**RECORDS FOR THE TASK**
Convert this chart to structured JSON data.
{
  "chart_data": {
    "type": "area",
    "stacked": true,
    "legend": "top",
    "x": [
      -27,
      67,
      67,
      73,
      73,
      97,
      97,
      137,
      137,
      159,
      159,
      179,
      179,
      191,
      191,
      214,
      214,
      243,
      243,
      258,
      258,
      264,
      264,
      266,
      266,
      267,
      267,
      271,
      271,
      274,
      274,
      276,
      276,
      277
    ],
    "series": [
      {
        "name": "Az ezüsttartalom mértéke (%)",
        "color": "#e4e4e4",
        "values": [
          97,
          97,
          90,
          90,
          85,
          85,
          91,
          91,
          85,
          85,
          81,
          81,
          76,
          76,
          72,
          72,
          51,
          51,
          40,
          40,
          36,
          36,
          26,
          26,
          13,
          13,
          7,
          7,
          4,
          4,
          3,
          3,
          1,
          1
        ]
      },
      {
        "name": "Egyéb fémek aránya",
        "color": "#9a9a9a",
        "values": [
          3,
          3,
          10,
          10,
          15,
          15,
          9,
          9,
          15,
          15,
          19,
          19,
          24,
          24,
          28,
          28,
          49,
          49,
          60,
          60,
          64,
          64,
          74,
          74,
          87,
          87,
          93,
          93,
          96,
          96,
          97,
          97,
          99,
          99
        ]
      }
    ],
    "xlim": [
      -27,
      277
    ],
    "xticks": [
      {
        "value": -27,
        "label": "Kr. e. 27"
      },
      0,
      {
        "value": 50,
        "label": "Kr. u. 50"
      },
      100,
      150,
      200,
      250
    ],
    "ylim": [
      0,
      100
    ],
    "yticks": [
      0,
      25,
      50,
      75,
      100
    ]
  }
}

**EXERCISE GOAL**
Here, the records must be output exactly and in full.

**SOLVED PROBLEM**
Convert this chart to structured JSON data.
{
  "chart_data": {
    "type": "area",
    "stacked": true,
    "legend": "top",
    "x": [
      -27,
      67,
      67,
      73,
      73,
      97,
      97,
      137,
      137,
      159,
      159,
      179,
      179,
      191,
      191,
      214,
      214,
      243,
      243,
      258,
      258,
      264,
      264,
      266,
      266,
      267,
      267,
      271,
      271,
      274,
      274,
      276,
      276,
      277
    ],
    "series": [
      {
        "name": "Az ezüsttartalom mértéke (%)",
        "color": "#e4e4e4",
        "values": [
          97,
          97,
          90,
          90,
          85,
          85,
          91,
          91,
          85,
          85,
          81,
          81,
          76,
          76,
          72,
          72,
          51,
          51,
          40,
          40,
          36,
          36,
          26,
          26,
          13,
          13,
          7,
          7,
          4,
          4,
          3,
          3,
          1,
          1
        ]
      },
      {
        "name": "Egyéb fémek aránya",
        "color": "#9a9a9a",
        "values": [
          3,
          3,
          10,
          10,
          15,
          15,
          9,
          9,
          15,
          15,
          19,
          19,
          24,
          24,
          28,
          28,
          49,
          49,
          60,
          60,
          64,
          64,
          74,
          74,
          87,
          87,
          93,
          93,
          96,
          96,
          97,
          97,
          99,
          99
        ]
      }
    ],
    "xlim": [
      -27,
      277
    ],
    "xticks": [
      {
        "value": -27,
        "label": "Kr. e. 27"
      },
      0,
      {
        "value": 50,
        "label": "Kr. u. 50"
      },
      100,
      150,
      200,
      250
    ],
    "ylim": [
      0,
      100
    ],
    "yticks": [
      0,
      25,
      50,
      75,
      100
    ]
  }
}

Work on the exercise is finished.